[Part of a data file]
<<<<
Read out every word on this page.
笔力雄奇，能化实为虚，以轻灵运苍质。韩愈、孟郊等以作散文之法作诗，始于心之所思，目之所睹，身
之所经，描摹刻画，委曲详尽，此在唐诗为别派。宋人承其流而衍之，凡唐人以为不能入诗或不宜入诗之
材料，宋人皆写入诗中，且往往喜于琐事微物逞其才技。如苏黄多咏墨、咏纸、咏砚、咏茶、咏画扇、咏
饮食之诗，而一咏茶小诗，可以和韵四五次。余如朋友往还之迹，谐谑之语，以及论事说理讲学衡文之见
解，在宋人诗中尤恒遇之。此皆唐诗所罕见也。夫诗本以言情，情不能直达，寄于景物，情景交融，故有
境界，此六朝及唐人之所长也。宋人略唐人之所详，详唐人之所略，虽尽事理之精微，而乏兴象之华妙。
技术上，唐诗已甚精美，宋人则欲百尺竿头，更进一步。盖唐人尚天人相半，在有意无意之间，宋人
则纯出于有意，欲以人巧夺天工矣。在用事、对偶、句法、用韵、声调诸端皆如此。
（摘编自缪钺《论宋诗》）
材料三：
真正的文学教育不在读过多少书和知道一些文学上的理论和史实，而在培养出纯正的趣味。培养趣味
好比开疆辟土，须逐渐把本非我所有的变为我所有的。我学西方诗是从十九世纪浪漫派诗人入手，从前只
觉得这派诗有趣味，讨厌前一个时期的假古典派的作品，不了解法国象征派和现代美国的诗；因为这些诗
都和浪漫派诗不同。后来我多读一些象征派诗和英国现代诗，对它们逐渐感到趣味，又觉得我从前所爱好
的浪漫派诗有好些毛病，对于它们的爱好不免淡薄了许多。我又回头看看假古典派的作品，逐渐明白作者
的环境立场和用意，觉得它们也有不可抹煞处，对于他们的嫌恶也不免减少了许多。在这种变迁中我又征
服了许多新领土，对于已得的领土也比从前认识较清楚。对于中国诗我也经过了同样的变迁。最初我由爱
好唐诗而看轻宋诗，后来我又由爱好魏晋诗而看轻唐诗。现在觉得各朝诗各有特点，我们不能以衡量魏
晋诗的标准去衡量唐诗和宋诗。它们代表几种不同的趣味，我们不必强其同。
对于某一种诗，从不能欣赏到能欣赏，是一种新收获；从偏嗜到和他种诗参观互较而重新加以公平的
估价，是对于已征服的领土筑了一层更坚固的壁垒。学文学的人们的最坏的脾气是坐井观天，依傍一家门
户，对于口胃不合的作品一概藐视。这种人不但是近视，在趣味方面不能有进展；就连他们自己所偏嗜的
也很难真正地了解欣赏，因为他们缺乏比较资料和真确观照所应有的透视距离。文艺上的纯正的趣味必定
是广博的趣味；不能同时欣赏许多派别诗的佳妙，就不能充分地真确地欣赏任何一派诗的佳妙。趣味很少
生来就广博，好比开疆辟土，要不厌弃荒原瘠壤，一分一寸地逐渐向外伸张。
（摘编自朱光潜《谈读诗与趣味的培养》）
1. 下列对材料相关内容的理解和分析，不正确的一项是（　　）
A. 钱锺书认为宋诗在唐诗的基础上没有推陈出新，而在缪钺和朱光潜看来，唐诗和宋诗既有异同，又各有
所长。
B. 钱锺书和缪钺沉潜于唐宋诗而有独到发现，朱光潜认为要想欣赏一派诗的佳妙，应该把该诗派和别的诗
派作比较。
>>>>
<<<<
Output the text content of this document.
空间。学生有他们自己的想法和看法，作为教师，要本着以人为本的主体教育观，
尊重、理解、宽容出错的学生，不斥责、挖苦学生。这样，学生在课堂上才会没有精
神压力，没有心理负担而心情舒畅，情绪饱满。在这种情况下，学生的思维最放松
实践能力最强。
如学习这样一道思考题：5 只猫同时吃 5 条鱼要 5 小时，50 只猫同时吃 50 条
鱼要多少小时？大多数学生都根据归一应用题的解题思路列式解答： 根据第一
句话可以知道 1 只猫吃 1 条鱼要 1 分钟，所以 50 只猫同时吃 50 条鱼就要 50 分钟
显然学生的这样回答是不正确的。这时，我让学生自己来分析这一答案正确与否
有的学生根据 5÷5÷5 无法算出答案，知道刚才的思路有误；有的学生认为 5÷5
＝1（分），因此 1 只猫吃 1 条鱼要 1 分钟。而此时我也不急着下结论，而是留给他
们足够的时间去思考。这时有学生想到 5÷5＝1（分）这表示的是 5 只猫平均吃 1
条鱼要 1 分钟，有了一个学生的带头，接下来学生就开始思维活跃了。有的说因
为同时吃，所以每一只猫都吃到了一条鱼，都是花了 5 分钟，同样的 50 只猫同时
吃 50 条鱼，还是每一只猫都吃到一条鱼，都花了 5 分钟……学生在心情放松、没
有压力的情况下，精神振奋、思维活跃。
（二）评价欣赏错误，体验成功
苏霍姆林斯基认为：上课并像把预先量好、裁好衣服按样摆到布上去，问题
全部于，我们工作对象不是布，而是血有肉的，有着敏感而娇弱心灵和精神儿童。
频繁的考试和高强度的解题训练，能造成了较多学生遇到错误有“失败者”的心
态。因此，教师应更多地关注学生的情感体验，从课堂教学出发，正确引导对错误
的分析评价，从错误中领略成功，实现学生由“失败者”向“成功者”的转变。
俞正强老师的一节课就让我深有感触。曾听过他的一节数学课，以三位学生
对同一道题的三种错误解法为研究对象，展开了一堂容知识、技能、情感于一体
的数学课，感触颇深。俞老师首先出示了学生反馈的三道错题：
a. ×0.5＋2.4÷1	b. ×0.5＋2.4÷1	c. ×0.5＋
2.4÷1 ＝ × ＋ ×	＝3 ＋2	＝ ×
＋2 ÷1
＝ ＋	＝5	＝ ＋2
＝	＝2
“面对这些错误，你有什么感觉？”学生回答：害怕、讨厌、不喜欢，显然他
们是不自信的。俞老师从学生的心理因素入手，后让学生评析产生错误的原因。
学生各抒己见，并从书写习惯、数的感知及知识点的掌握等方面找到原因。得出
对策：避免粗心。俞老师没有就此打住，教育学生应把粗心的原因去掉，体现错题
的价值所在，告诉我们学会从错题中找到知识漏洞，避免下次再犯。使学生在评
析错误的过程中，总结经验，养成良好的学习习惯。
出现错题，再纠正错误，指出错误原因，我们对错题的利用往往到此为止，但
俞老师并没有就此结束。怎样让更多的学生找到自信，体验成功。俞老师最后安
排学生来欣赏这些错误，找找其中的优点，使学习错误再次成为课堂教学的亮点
>>>>
■ STATED GOAL ■
Filter the entries down to the lines with the word "体验成功" in them.

■ SOLUTION ■
（二）评价欣赏错误，体验成功
俞老师并没有就此结束。怎样让更多的学生找到自信，体验成功。俞老师最后安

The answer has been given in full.